[Start of Text passage]

Using only standard special measures

271AA

(1)This section applies where—

(a)a child witness or a deemed vulnerable witness is to give evidence at, or for the purposes of, a hearing in relevant criminal proceedings, and

(b)the party citing or intending to cite the witness considers that it is most appropriate for the witness to give evidence with the benefit of—

(i)one or more standard special measures, and

(ii)no other special measure.

(2)The party must, by the required time, lodge with the clerk of court a notice specifying—

(a)the standard special measure or measures that the party considers to be the most appropriate for the purpose of taking the witness’s evidence,

(b)whether the witness is a child witness or a deemed vulnerable witness,

(c)if the witness is a child witness, the witness’s age, and

(d)such other information as may be prescribed by Act of Adjournal.

[End of Text passage]
[Start of Dataset content]

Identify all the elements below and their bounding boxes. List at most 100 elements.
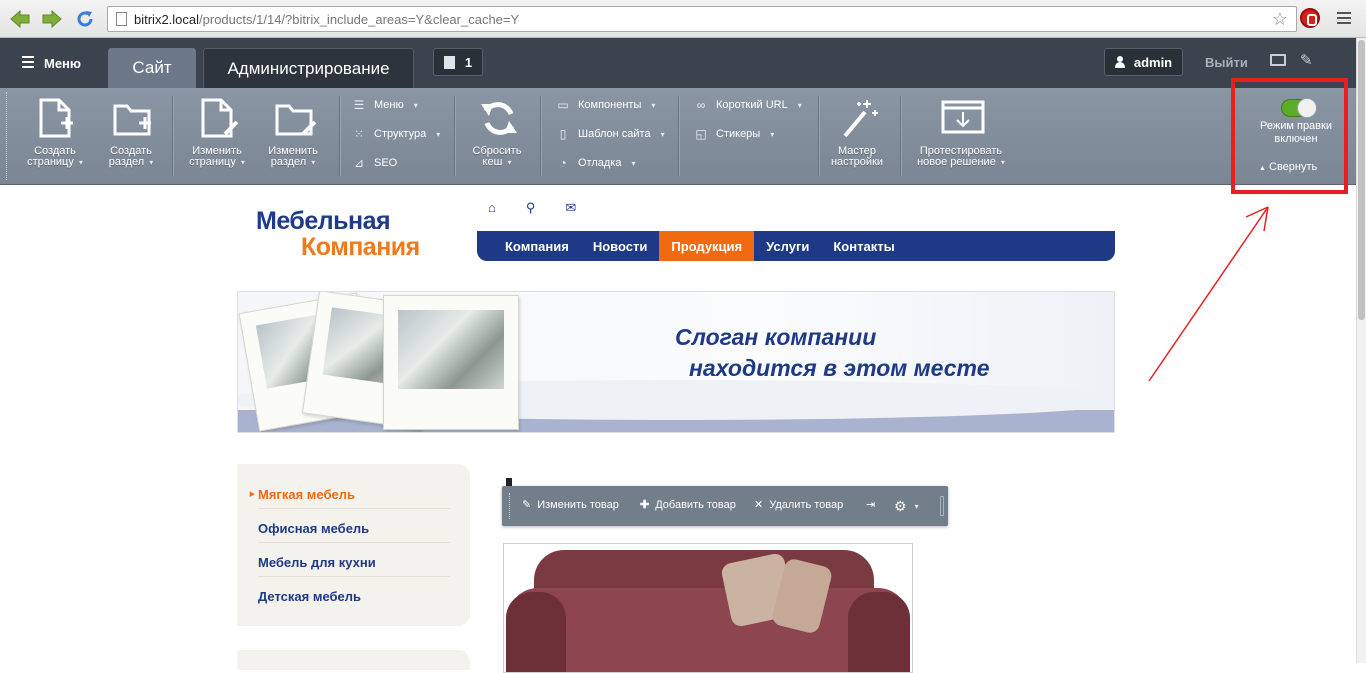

[End of Dataset content]

**Exercise instructions**:
(a) In the section on using only standard special measures, with whom must the party lodge its notice?
(b) Extend the section on using only standard special measures, picking up right after its final clause.

**Results of the exercise**:
(a) The clerk of court.

(b)
(3)The party lodging a notice with the clerk of court under subsection (2) must, at the same time, intimate the notice to the other parties to the proceedings.

(4)If the party lodges a notice with the clerk of court by the required time, the witness is entitled to the benefit of the standard special measure or measures specified in the notice as if the use of that measure or measures were authorised by an order made by the court under section 271A(5)(a).

(5)If the party does not lodge a notice with the clerk of court by the required time, the court may, on cause shown, allow the party to lodge a vulnerable witness notice in accordance with section 271A (despite its being lodged later than the deadline for lodging a vulnerable witness notice).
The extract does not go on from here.